A run of records
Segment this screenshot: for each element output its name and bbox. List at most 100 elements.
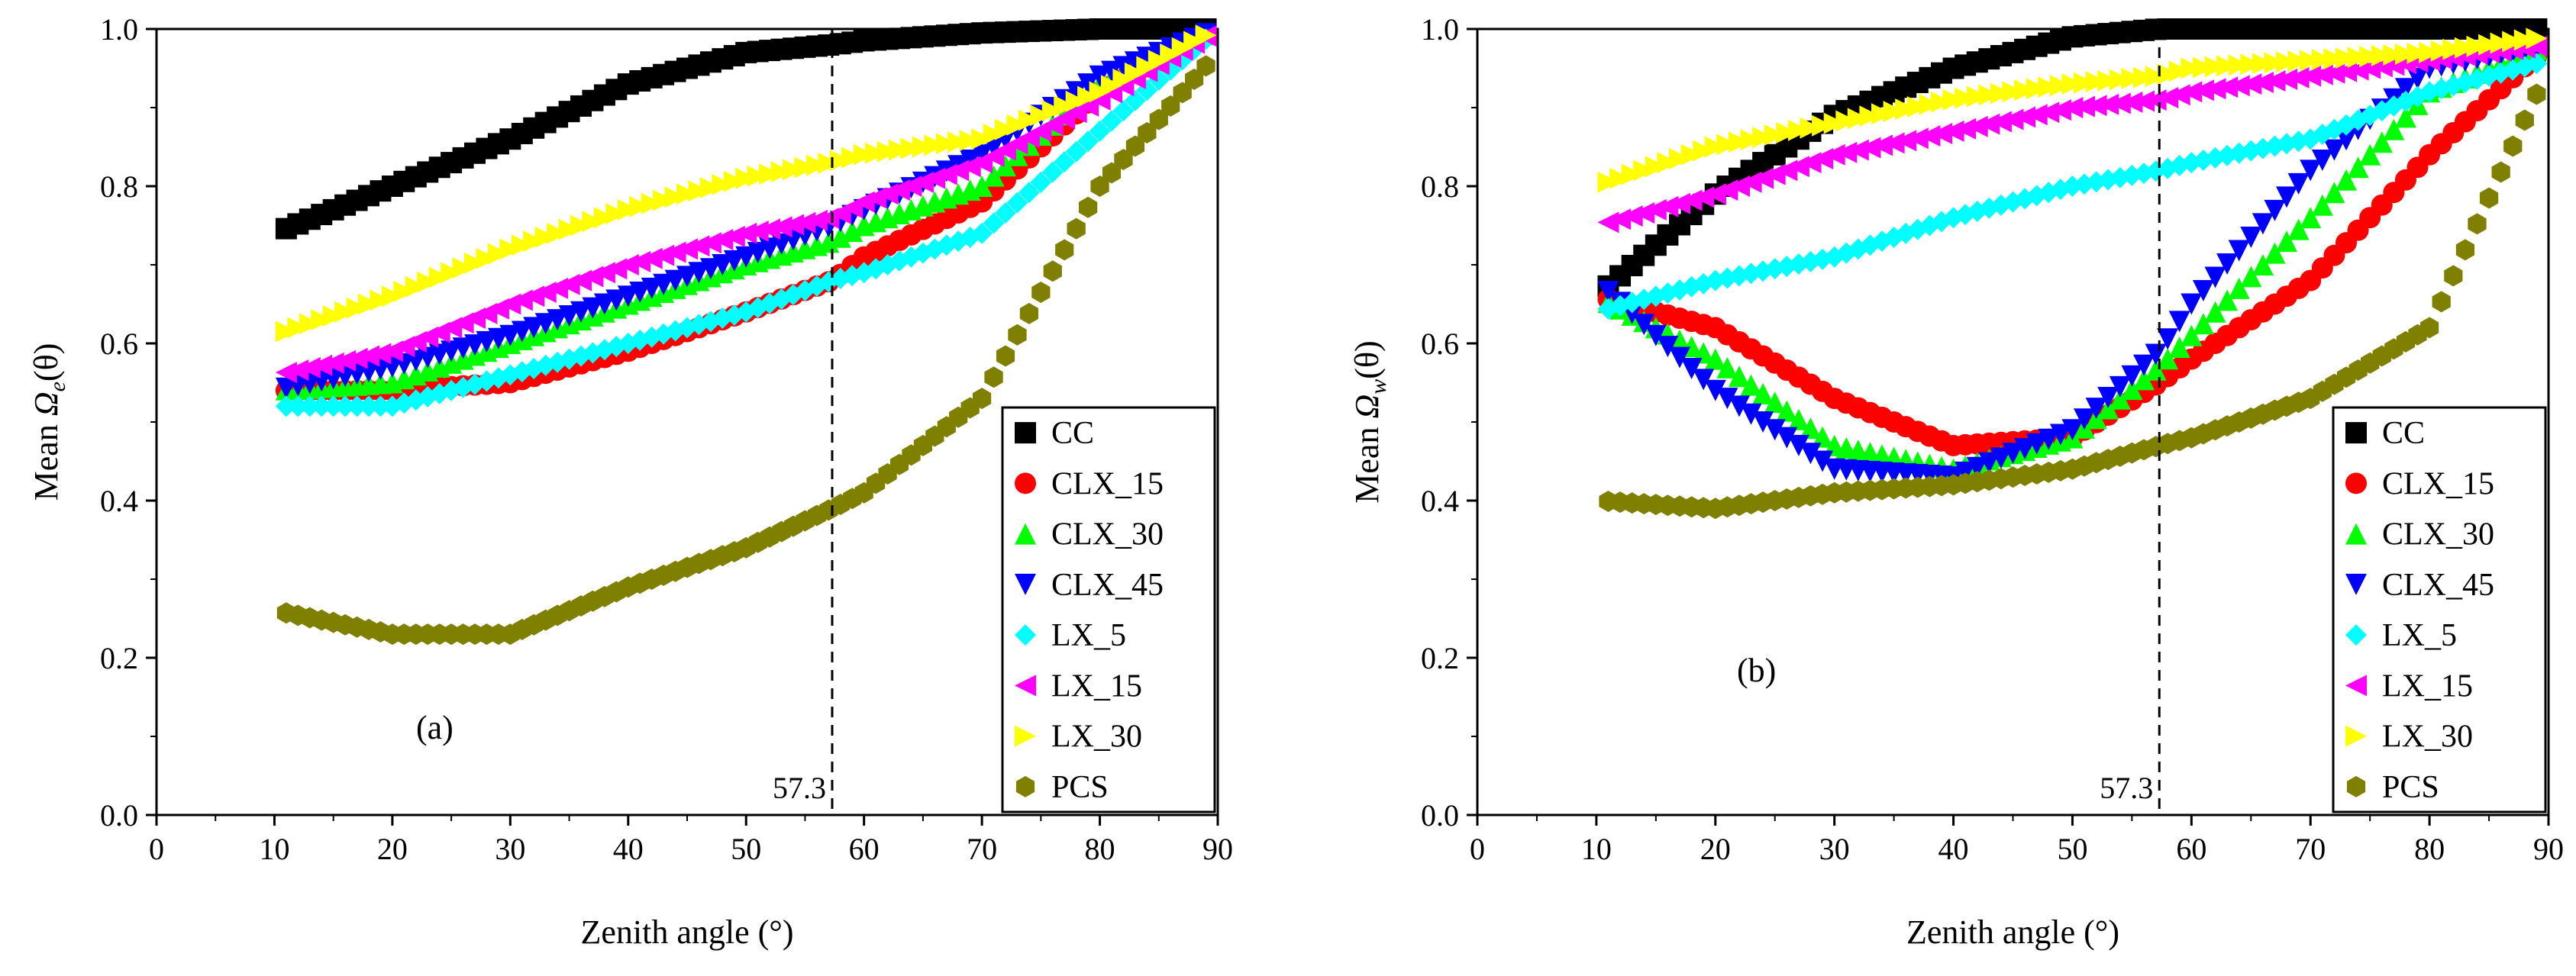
legend-label: LX_5 — [1051, 618, 1126, 653]
series-LX_5 — [275, 28, 1217, 417]
y-tick-label: 0.0 — [1421, 798, 1459, 833]
data-point — [1942, 89, 1964, 111]
data-point — [2454, 37, 2476, 59]
data-point — [299, 395, 321, 417]
data-point — [1859, 105, 1881, 127]
data-point — [1006, 114, 1028, 136]
y-tick-label: 1.0 — [100, 12, 138, 47]
y-axis-title: Mean Ωe(θ) — [27, 343, 70, 501]
data-point — [2455, 239, 2474, 261]
data-point — [1077, 85, 1099, 108]
data-point — [688, 180, 710, 202]
data-point — [2026, 433, 2048, 455]
data-point — [2419, 41, 2441, 63]
data-point — [2192, 56, 2214, 79]
data-point — [1090, 176, 1109, 197]
data-point — [1919, 93, 1941, 115]
data-point — [2383, 118, 2405, 140]
data-point — [995, 155, 1016, 177]
data-point — [924, 134, 946, 156]
data-point — [1054, 151, 1076, 173]
data-point — [2252, 53, 2274, 75]
data-point — [2085, 398, 2107, 420]
data-point — [1597, 281, 1619, 302]
data-point — [275, 395, 297, 417]
data-point — [1597, 211, 1619, 234]
data-point — [499, 324, 521, 346]
data-point — [1065, 140, 1087, 163]
data-point — [617, 198, 639, 221]
data-point — [1645, 156, 1667, 178]
data-point — [2181, 324, 2203, 346]
series-LX_30 — [275, 24, 1217, 343]
panel-a: 0 10 20 30 40 50 60 70 80 90 0.0 0.2 0.4 0.6 0.8 1.0 Zen… — [27, 12, 1233, 951]
data-point — [1124, 89, 1146, 111]
data-point — [2074, 72, 2095, 94]
data-point — [1729, 366, 1750, 388]
data-point — [2133, 66, 2155, 89]
data-point — [275, 362, 297, 384]
x-tick-label: 70 — [967, 832, 997, 866]
data-point — [2371, 45, 2393, 66]
data-point — [2097, 69, 2119, 92]
data-point — [2216, 253, 2239, 275]
data-point — [1657, 336, 1679, 358]
legend-marker — [1015, 523, 1036, 545]
data-point — [984, 366, 1003, 388]
data-point — [464, 334, 486, 356]
data-point — [617, 285, 639, 308]
data-point — [653, 189, 675, 211]
data-point — [1669, 346, 1690, 369]
data-point — [334, 395, 357, 417]
legend: CC CLX_15 CLX_30 CLX_45 LX_5 LX_15 LX_30 PCS — [1001, 406, 1216, 813]
data-point — [1621, 205, 1643, 227]
x-tick-label: 20 — [1700, 832, 1731, 866]
x-tick-label: 80 — [2414, 832, 2445, 866]
data-point — [2216, 76, 2239, 98]
data-point — [805, 209, 828, 231]
data-point — [1847, 139, 1869, 161]
data-point — [2061, 419, 2084, 441]
data-point — [794, 211, 816, 234]
x-tick-label: 0 — [149, 832, 164, 866]
data-point — [511, 321, 533, 343]
data-point — [1136, 56, 1158, 78]
data-point — [2336, 169, 2357, 191]
data-point — [2311, 194, 2333, 216]
series-LX_5 — [1597, 53, 2548, 320]
data-point — [2002, 108, 2024, 130]
data-point — [2204, 266, 2226, 288]
data-point — [311, 354, 333, 376]
data-point — [1800, 117, 1822, 139]
data-point — [417, 346, 439, 369]
data-point — [2420, 317, 2439, 339]
data-point — [2168, 84, 2190, 106]
data-point — [2216, 289, 2239, 311]
y-tick-label: 0.4 — [100, 484, 138, 518]
data-point — [2515, 109, 2534, 131]
data-point — [2442, 38, 2465, 60]
data-point — [1823, 143, 1845, 166]
data-point — [417, 271, 439, 293]
data-point — [2157, 328, 2179, 350]
data-point — [1955, 87, 1977, 109]
legend-marker — [2345, 675, 2367, 697]
data-point — [876, 140, 899, 163]
data-point — [1669, 329, 1690, 351]
data-point — [2264, 242, 2286, 264]
series-LX_30 — [1597, 27, 2548, 193]
data-point — [735, 167, 757, 189]
data-point — [723, 170, 745, 192]
data-point — [2287, 66, 2310, 89]
data-point — [794, 156, 816, 179]
data-point — [971, 176, 993, 197]
data-point — [629, 195, 651, 217]
data-point — [2145, 66, 2167, 88]
data-point — [2157, 348, 2179, 370]
data-point — [311, 395, 333, 417]
data-point — [476, 247, 498, 269]
data-point — [1919, 125, 1941, 147]
data-point — [912, 136, 934, 158]
data-point — [2252, 72, 2274, 93]
data-point — [2014, 79, 2036, 101]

Written problem: Turn every line of the listing into a JSON list of strings, one string per line, skipping blank lines. Leave the picture out of the list.

Written response:
[
  "Segment this screenshot: for each element output its name and bbox. List at most 100 elements.",
  "legend-label: LX_5 — [1051, 618, 1126, 653]",
  "series-LX_5 — [275, 28, 1217, 417]",
  "y-tick-label: 0.0 — [1421, 798, 1459, 833]",
  "data-point — [1942, 89, 1964, 111]",
  "data-point — [2454, 37, 2476, 59]",
  "data-point — [299, 395, 321, 417]",
  "data-point — [1859, 105, 1881, 127]",
  "data-point — [1006, 114, 1028, 136]",
  "y-tick-label: 1.0 — [100, 12, 138, 47]",
  "y-axis-title: Mean Ωe(θ) — [27, 343, 70, 501]",
  "data-point — [2455, 239, 2474, 261]",
  "data-point — [1077, 85, 1099, 108]",
  "data-point — [688, 180, 710, 202]",
  "data-point — [2026, 433, 2048, 455]",
  "data-point — [2419, 41, 2441, 63]",
  "data-point — [2192, 56, 2214, 79]",
  "data-point — [1090, 176, 1109, 197]",
  "data-point — [1919, 93, 1941, 115]",
  "data-point — [2383, 118, 2405, 140]",
  "data-point — [995, 155, 1016, 177]",
  "data-point — [924, 134, 946, 156]",
  "data-point — [1054, 151, 1076, 173]",
  "data-point — [2252, 53, 2274, 75]",
  "data-point — [2085, 398, 2107, 420]",
  "data-point — [1597, 281, 1619, 302]",
  "data-point — [275, 395, 297, 417]",
  "data-point — [1597, 211, 1619, 234]",
  "data-point — [499, 324, 521, 346]",
  "data-point — [1065, 140, 1087, 163]",
  "data-point — [617, 198, 639, 221]",
  "data-point — [1645, 156, 1667, 178]",
  "data-point — [2181, 324, 2203, 346]",
  "series-LX_30 — [275, 24, 1217, 343]",
  "panel-a: 0 10 20 30 40 50 60 70 80 90 0.0 0.2 0.4 0.6 0.8 1.0 Zen… — [27, 12, 1233, 951]",
  "data-point — [1124, 89, 1146, 111]",
  "data-point — [2074, 72, 2095, 94]",
  "data-point — [1729, 366, 1750, 388]",
  "data-point — [2133, 66, 2155, 89]",
  "data-point — [275, 362, 297, 384]",
  "x-tick-label: 70 — [967, 832, 997, 866]",
  "data-point — [2371, 45, 2393, 66]",
  "data-point — [2097, 69, 2119, 92]",
  "data-point — [2216, 253, 2239, 275]",
  "data-point — [1657, 336, 1679, 358]",
  "legend-marker — [1015, 523, 1036, 545]",
  "data-point — [984, 366, 1003, 388]",
  "data-point — [464, 334, 486, 356]",
  "data-point — [617, 285, 639, 308]",
  "data-point — [653, 189, 675, 211]",
  "data-point — [1669, 346, 1690, 369]",
  "data-point — [334, 395, 357, 417]",
  "legend: CC CLX_15 CLX_30 CLX_45 LX_5 LX_15 LX_30 PCS — [1001, 406, 1216, 813]",
  "data-point — [1621, 205, 1643, 227]",
  "x-tick-label: 20 — [1700, 832, 1731, 866]",
  "x-tick-label: 80 — [2414, 832, 2445, 866]",
  "data-point — [2216, 76, 2239, 98]",
  "data-point — [805, 209, 828, 231]",
  "data-point — [1847, 139, 1869, 161]",
  "data-point — [2061, 419, 2084, 441]",
  "data-point — [794, 211, 816, 234]",
  "x-tick-label: 0 — [149, 832, 164, 866]",
  "data-point — [511, 321, 533, 343]",
  "data-point — [1136, 56, 1158, 78]",
  "data-point — [2336, 169, 2357, 191]",
  "data-point — [2311, 194, 2333, 216]",
  "series-LX_5 — [1597, 53, 2548, 320]",
  "data-point — [2002, 108, 2024, 130]",
  "data-point — [2204, 266, 2226, 288]",
  "data-point — [311, 354, 333, 376]",
  "data-point — [1800, 117, 1822, 139]",
  "data-point — [417, 346, 439, 369]",
  "data-point — [2420, 317, 2439, 339]",
  "data-point — [2168, 84, 2190, 106]",
  "data-point — [2216, 289, 2239, 311]",
  "y-tick-label: 0.4 — [100, 484, 138, 518]",
  "data-point — [2515, 109, 2534, 131]",
  "data-point — [2442, 38, 2465, 60]",
  "data-point — [1823, 143, 1845, 166]",
  "data-point — [417, 271, 439, 293]",
  "data-point — [2157, 328, 2179, 350]",
  "data-point — [1955, 87, 1977, 109]",
  "legend-marker — [2345, 675, 2367, 697]",
  "data-point — [876, 140, 899, 163]",
  "data-point — [1669, 329, 1690, 351]",
  "data-point — [2264, 242, 2286, 264]",
  "series-LX_30 — [1597, 27, 2548, 193]",
  "data-point — [735, 167, 757, 189]",
  "data-point — [723, 170, 745, 192]",
  "data-point — [2287, 66, 2310, 89]",
  "data-point — [794, 156, 816, 179]",
  "data-point — [971, 176, 993, 197]",
  "data-point — [629, 195, 651, 217]",
  "data-point — [2145, 66, 2167, 88]",
  "data-point — [2157, 348, 2179, 370]",
  "data-point — [311, 395, 333, 417]",
  "data-point — [476, 247, 498, 269]",
  "data-point — [1919, 125, 1941, 147]",
  "data-point — [912, 136, 934, 158]",
  "data-point — [2252, 72, 2274, 93]",
  "data-point — [2014, 79, 2036, 101]"
]